▸ PROBLEM TO WORK ON
Can you copy out the records below line for line, unchanged, but without the pictures?

━━ INPUT FOR THIS TASK ━━

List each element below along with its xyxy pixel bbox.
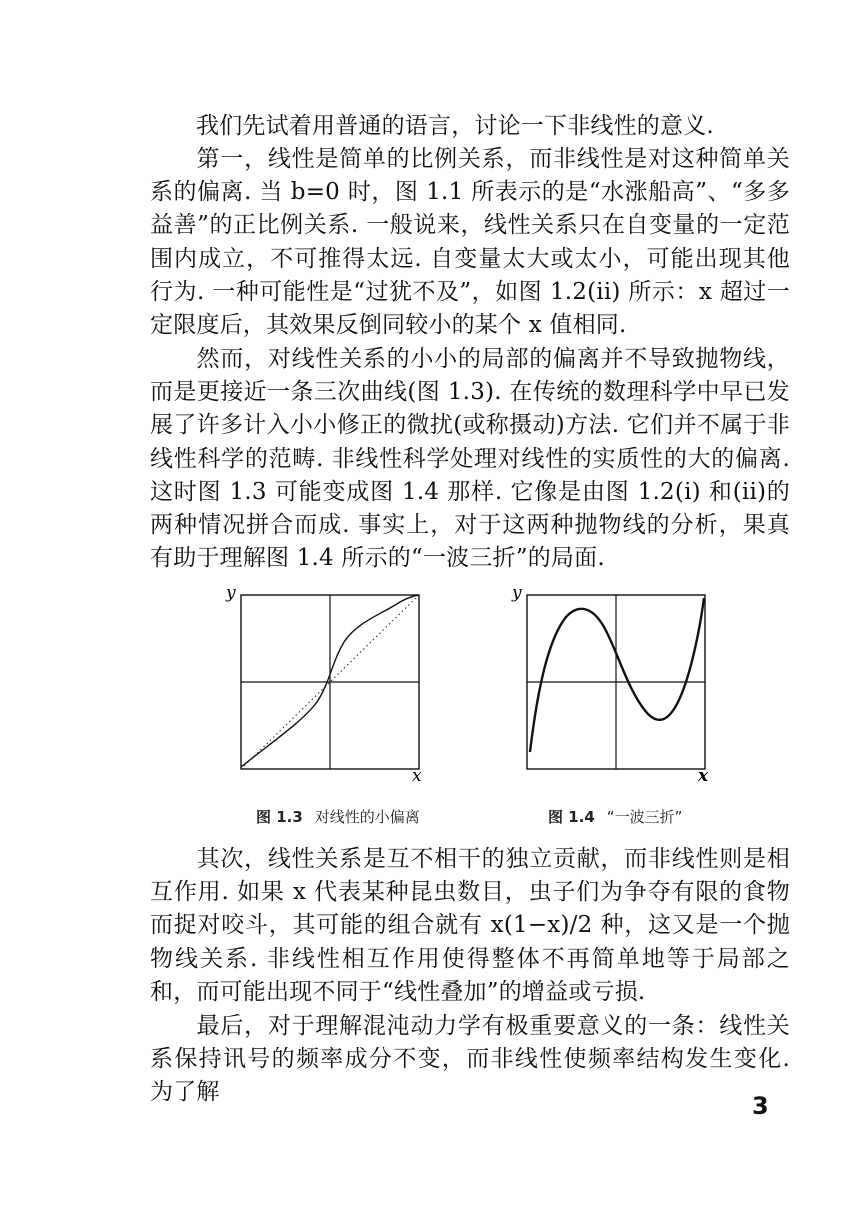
paragraph-small-deviation: 然而，对线性关系的小小的局部的偏离并不导致抛物线，而是更接近一条三次曲线(图 1.3). 在传统的数理科学中早已发展了许多计入小小修正的微扰(或称摄动)方法. 它们并不属于非线性科学的范畴. 非线性科学处理对线性的实质性的大的偏离. 这时图 1.3 可能变成图 1.4 那样. 它像是由图 1.2(i) 和(ii)的两种情况拼合而成. 事实上，对于这两种抛物线的分析，果真有助于理解图 1.4 所示的“一波三折”的局面. — [150, 346, 790, 572]
paragraph-last-point: 最后，对于理解混沌动力学有极重要意义的一条：线性关系保持讯号的频率成分不变，而非线性使频率结构发生变化. 为了解 — [150, 1013, 790, 1106]
figure-number: 图 1.3 — [256, 808, 303, 826]
wave-curve — [530, 598, 704, 752]
x-axis-label: x — [412, 766, 422, 782]
x-axis-label: x — [698, 766, 709, 782]
figure-number: 图 1.4 — [548, 808, 595, 826]
figure-title: 对线性的小偏离 — [314, 808, 420, 826]
figure-1-3 — [222, 582, 432, 782]
figure-1-3-caption — [256, 806, 420, 827]
y-axis-label: y — [512, 583, 522, 603]
paragraph-intro: 我们先试着用普通的语言，讨论一下非线性的意义. — [196, 113, 714, 139]
y-axis-label: y — [226, 583, 236, 603]
figure-title: “一波三折” — [606, 808, 683, 826]
figure-1-4-caption — [548, 806, 682, 827]
paragraph-first-point: 第一，线性是简单的比例关系，而非线性是对这种简单关系的偏离. 当 b=0 时，图 1.1 所表示的是“水涨船高”、“多多益善”的正比例关系. 一般说来，线性关系只在自变量的一定范围内成立，不可推得太远. 自变量太大或太小，可能出现其他行为. 一种可能性是“过犹不及”，如图 1.2(ii) 所示：x 超过一定限度后，其效果反倒同较小的某个 x 值相同. — [150, 146, 790, 339]
page-number: 3 — [752, 1092, 769, 1120]
paragraph-second-point: 其次，线性关系是互不相干的独立贡献，而非线性则是相互作用. 如果 x 代表某种昆虫数目，虫子们为争夺有限的食物而捉对咬斗，其可能的组合就有 x(1−x)/2 种，这又是一个抛物线关系. 非线性相互作用使得整体不再简单地等于局部之和，而可能出现不同于“线性叠加”的增益或亏损. — [150, 846, 790, 1005]
figure-1-4 — [508, 582, 718, 782]
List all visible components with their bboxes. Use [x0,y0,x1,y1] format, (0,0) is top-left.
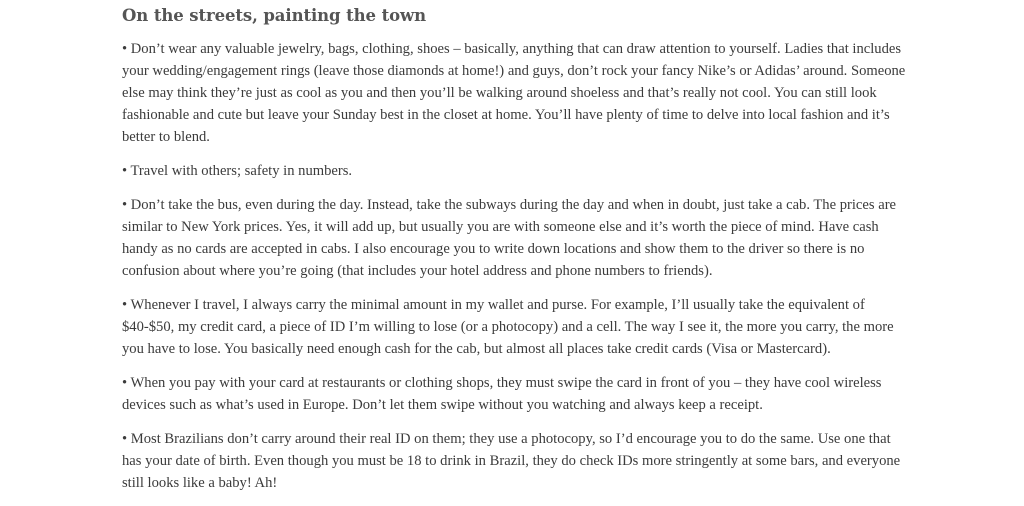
tip-paragraph-transport: • Don’t take the bus, even during the day. Instead, take the subways during the day and when in doubt, just take a cab. The prices are similar to New York prices. Yes, it will add up, but usually you are with someone else and it’s worth the piece of mind. Have cash handy as no cards are accepted in cabs. I also encourage you to write down locations and show them to the driver so there is no confusion about where you’re going (that includes your hotel address and phone numbers to friends). [122,197,897,279]
tip-paragraph-travel-with-others: • Travel with others; safety in numbers. [122,163,353,179]
tip-paragraph-id: • Most Brazilians don’t carry around their real ID on them; they use a photocopy, so I’d encourage you to do the same. Use one that has your date of birth. Even though you must be 18 to drink in Brazil, they do check IDs more stringently at some bars, and everyone still looks like a baby! Ah! [122,431,901,491]
tip-paragraph-wallet: • Whenever I travel, I always carry the minimal amount in my wallet and purse. For example, I’ll usually take the equivalent of $40-$50, my credit card, a piece of ID I’m willing to lose (or a photocopy) and a cell. The way I see it, the more you carry, the more you have to lose. You basically need enough cash for the cab, but almost all places take credit cards (Visa or Mastercard). [122,297,894,357]
article-body [122,6,912,506]
tip-paragraph-jewelry: • Don’t wear any valuable jewelry, bags, clothing, shoes – basically, anything that can draw attention to yourself. Ladies that includes your wedding/engagement rings (leave those diamonds at home!) and guys, don’t rock your fancy Nike’s or Adidas’ around. Someone else may think they’re just as cool as you and then you’ll be walking around shoeless and that’s really not cool. You can still look fashionable and cute but leave your Sunday best in the closet at home. You’ll have plenty of time to delve into local fashion and it’s better to blend. [122,41,906,145]
section-heading: On the streets, painting the town [122,6,427,25]
tip-paragraph-card-payment: • When you pay with your card at restaurants or clothing shops, they must swipe the card in front of you – they have cool wireless devices such as what’s used in Europe. Don’t let them swipe without you watching and always keep a receipt. [122,375,882,413]
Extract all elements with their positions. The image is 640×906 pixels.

━━━

▸ EXPECTED ANSWER
List each element below along with its xyxy pixel bbox.
paragraph-small-deviation: 然而，对线性关系的小小的局部的偏离并不导致抛物线，而是更接近一条三次曲线(图 1.3). 在传统的数理科学中早已发展了许多计入小小修正的微扰(或称摄动)方法. 它们并不属于非线性科学的范畴. 非线性科学处理对线性的实质性的大的偏离. 这时图 1.3 可能变成图 1.4 那样. 它像是由图 1.2(i) 和(ii)的两种情况拼合而成. 事实上，对于这两种抛物线的分析，果真有助于理解图 1.4 所示的“一波三折”的局面. — [150, 346, 790, 572]
paragraph-last-point: 最后，对于理解混沌动力学有极重要意义的一条：线性关系保持讯号的频率成分不变，而非线性使频率结构发生变化. 为了解 — [150, 1013, 790, 1106]
figure-number: 图 1.3 — [256, 808, 303, 826]
wave-curve — [530, 598, 704, 752]
x-axis-label: x — [412, 766, 422, 782]
x-axis-label: x — [698, 766, 709, 782]
figure-number: 图 1.4 — [548, 808, 595, 826]
figure-title: 对线性的小偏离 — [314, 808, 420, 826]
figure-1-3 — [222, 582, 432, 782]
figure-1-3-caption — [256, 806, 420, 827]
y-axis-label: y — [512, 583, 522, 603]
paragraph-intro: 我们先试着用普通的语言，讨论一下非线性的意义. — [196, 113, 714, 139]
y-axis-label: y — [226, 583, 236, 603]
figure-title: “一波三折” — [606, 808, 683, 826]
figure-1-4-caption — [548, 806, 682, 827]
paragraph-first-point: 第一，线性是简单的比例关系，而非线性是对这种简单关系的偏离. 当 b=0 时，图 1.1 所表示的是“水涨船高”、“多多益善”的正比例关系. 一般说来，线性关系只在自变量的一定范围内成立，不可推得太远. 自变量太大或太小，可能出现其他行为. 一种可能性是“过犹不及”，如图 1.2(ii) 所示：x 超过一定限度后，其效果反倒同较小的某个 x 值相同. — [150, 146, 790, 339]
page-number: 3 — [752, 1092, 769, 1120]
paragraph-second-point: 其次，线性关系是互不相干的独立贡献，而非线性则是相互作用. 如果 x 代表某种昆虫数目，虫子们为争夺有限的食物而捉对咬斗，其可能的组合就有 x(1−x)/2 种，这又是一个抛物线关系. 非线性相互作用使得整体不再简单地等于局部之和，而可能出现不同于“线性叠加”的增益或亏损. — [150, 846, 790, 1005]
figure-1-4 — [508, 582, 718, 782]
List all visible components with their bboxes. Use [x0,y0,x1,y1] format, (0,0) is top-left.
tip-paragraph-transport: • Don’t take the bus, even during the day. Instead, take the subways during the day and when in doubt, just take a cab. The prices are similar to New York prices. Yes, it will add up, but usually you are with someone else and it’s worth the piece of mind. Have cash handy as no cards are accepted in cabs. I also encourage you to write down locations and show them to the driver so there is no confusion about where you’re going (that includes your hotel address and phone numbers to friends). [122,197,897,279]
tip-paragraph-travel-with-others: • Travel with others; safety in numbers. [122,163,353,179]
tip-paragraph-id: • Most Brazilians don’t carry around their real ID on them; they use a photocopy, so I’d encourage you to do the same. Use one that has your date of birth. Even though you must be 18 to drink in Brazil, they do check IDs more stringently at some bars, and everyone still looks like a baby! Ah! [122,431,901,491]
tip-paragraph-wallet: • Whenever I travel, I always carry the minimal amount in my wallet and purse. For example, I’ll usually take the equivalent of $40-$50, my credit card, a piece of ID I’m willing to lose (or a photocopy) and a cell. The way I see it, the more you carry, the more you have to lose. You basically need enough cash for the cab, but almost all places take credit cards (Visa or Mastercard). [122,297,894,357]
article-body [122,6,912,506]
tip-paragraph-jewelry: • Don’t wear any valuable jewelry, bags, clothing, shoes – basically, anything that can draw attention to yourself. Ladies that includes your wedding/engagement rings (leave those diamonds at home!) and guys, don’t rock your fancy Nike’s or Adidas’ around. Someone else may think they’re just as cool as you and then you’ll be walking around shoeless and that’s really not cool. You can still look fashionable and cute but leave your Sunday best in the closet at home. You’ll have plenty of time to delve into local fashion and it’s better to blend. [122,41,906,145]
section-heading: On the streets, painting the town [122,6,427,25]
tip-paragraph-card-payment: • When you pay with your card at restaurants or clothing shops, they must swipe the card in front of you – they have cool wireless devices such as what’s used in Europe. Don’t let them swipe without you watching and always keep a receipt. [122,375,882,413]
Extract all elements with their positions. The image is 640×906 pixels.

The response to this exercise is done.